## Exercise description
Search the material for the string "this", then return every line where it is found.

····················

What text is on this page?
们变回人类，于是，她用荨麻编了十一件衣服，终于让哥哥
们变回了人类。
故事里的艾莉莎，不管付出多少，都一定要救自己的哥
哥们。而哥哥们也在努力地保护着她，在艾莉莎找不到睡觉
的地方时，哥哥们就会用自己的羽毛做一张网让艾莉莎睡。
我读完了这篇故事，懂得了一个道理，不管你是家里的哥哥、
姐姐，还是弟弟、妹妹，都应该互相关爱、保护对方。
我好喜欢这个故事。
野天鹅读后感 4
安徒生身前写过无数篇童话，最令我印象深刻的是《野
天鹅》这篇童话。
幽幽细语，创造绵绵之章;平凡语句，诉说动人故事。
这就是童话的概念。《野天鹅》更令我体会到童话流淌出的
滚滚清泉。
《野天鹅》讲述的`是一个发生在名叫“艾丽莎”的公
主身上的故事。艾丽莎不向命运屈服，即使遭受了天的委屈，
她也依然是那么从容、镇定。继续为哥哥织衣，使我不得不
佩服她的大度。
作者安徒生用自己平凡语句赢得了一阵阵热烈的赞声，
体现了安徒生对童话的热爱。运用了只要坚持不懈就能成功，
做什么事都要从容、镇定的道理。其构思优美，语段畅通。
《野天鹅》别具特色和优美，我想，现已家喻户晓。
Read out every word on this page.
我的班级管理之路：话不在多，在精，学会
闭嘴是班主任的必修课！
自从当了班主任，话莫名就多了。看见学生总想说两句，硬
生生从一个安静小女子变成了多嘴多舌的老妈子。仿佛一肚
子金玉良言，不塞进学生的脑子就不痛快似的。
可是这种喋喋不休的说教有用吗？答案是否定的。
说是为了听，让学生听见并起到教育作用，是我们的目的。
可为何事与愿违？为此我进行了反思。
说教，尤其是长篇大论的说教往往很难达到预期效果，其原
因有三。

····················

## Reply to the task
What text is on this page?
Read out every word on this page.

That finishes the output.